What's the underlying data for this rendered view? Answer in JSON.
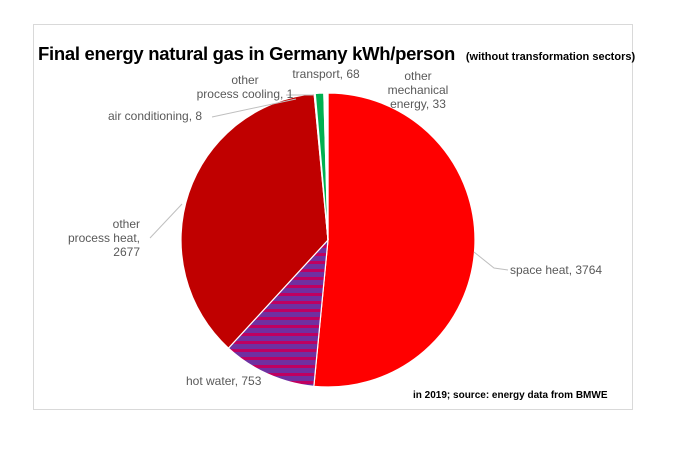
{
  "title": "Final energy natural gas in Germany kWh/person",
  "subtitle": "(without transformation sectors)",
  "source": "in 2019; source: energy data from BMWE",
  "colors": {
    "space_heat": "#ff0000",
    "hot_water": "#7030a0",
    "hot_water_stripe": "#c00060",
    "other_process_heat": "#c00000",
    "air_conditioning": "#a00000",
    "other_process_cooling": "#ffffff",
    "transport": "#00b050",
    "other_mechanical_energy": "#ffffff"
  },
  "chart_data": {
    "type": "pie",
    "title": "Final energy natural gas in Germany kWh/person",
    "subtitle": "(without transformation sectors)",
    "start_angle_deg": 0,
    "direction": "clockwise",
    "slices": [
      {
        "key": "space_heat",
        "name": "space heat",
        "value": 3764,
        "label_lines": [
          "space heat, 3764"
        ],
        "fill": "solid"
      },
      {
        "key": "hot_water",
        "name": "hot water",
        "value": 753,
        "label_lines": [
          "hot water, 753"
        ],
        "fill": "striped"
      },
      {
        "key": "other_process_heat",
        "name": "other process heat",
        "value": 2677,
        "label_lines": [
          "other",
          "process heat,",
          "2677"
        ],
        "fill": "solid"
      },
      {
        "key": "air_conditioning",
        "name": "air conditioning",
        "value": 8,
        "label_lines": [
          "air conditioning, 8"
        ],
        "fill": "solid"
      },
      {
        "key": "other_process_cooling",
        "name": "other process cooling",
        "value": 1,
        "label_lines": [
          "other",
          "process cooling, 1"
        ],
        "fill": "solid"
      },
      {
        "key": "transport",
        "name": "transport",
        "value": 68,
        "label_lines": [
          "transport, 68"
        ],
        "fill": "solid"
      },
      {
        "key": "other_mechanical_energy",
        "name": "other mechanical energy",
        "value": 33,
        "label_lines": [
          "other",
          "mechanical",
          "energy, 33"
        ],
        "fill": "solid"
      }
    ],
    "source": "in 2019; source: energy data from BMWE"
  }
}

• • • • •

Short task: Pictures in the records above should not be copied. Repeat everything else exactly.

The completed task:
What's the underlying data for this rendered view? Answer in JSON.
{
  "title": "Final energy natural gas in Germany kWh/person",
  "subtitle": "(without transformation sectors)",
  "source": "in 2019; source: energy data from BMWE",
  "colors": {
    "space_heat": "#ff0000",
    "hot_water": "#7030a0",
    "hot_water_stripe": "#c00060",
    "other_process_heat": "#c00000",
    "air_conditioning": "#a00000",
    "other_process_cooling": "#ffffff",
    "transport": "#00b050",
    "other_mechanical_energy": "#ffffff"
  },
  "chart_data": {
    "type": "pie",
    "title": "Final energy natural gas in Germany kWh/person",
    "subtitle": "(without transformation sectors)",
    "start_angle_deg": 0,
    "direction": "clockwise",
    "slices": [
      {
        "key": "space_heat",
        "name": "space heat",
        "value": 3764,
        "label_lines": [
          "space heat, 3764"
        ],
        "fill": "solid"
      },
      {
        "key": "hot_water",
        "name": "hot water",
        "value": 753,
        "label_lines": [
          "hot water, 753"
        ],
        "fill": "striped"
      },
      {
        "key": "other_process_heat",
        "name": "other process heat",
        "value": 2677,
        "label_lines": [
          "other",
          "process heat,",
          "2677"
        ],
        "fill": "solid"
      },
      {
        "key": "air_conditioning",
        "name": "air conditioning",
        "value": 8,
        "label_lines": [
          "air conditioning, 8"
        ],
        "fill": "solid"
      },
      {
        "key": "other_process_cooling",
        "name": "other process cooling",
        "value": 1,
        "label_lines": [
          "other",
          "process cooling, 1"
        ],
        "fill": "solid"
      },
      {
        "key": "transport",
        "name": "transport",
        "value": 68,
        "label_lines": [
          "transport, 68"
        ],
        "fill": "solid"
      },
      {
        "key": "other_mechanical_energy",
        "name": "other mechanical energy",
        "value": 33,
        "label_lines": [
          "other",
          "mechanical",
          "energy, 33"
        ],
        "fill": "solid"
      }
    ],
    "source": "in 2019; source: energy data from BMWE"
  }
}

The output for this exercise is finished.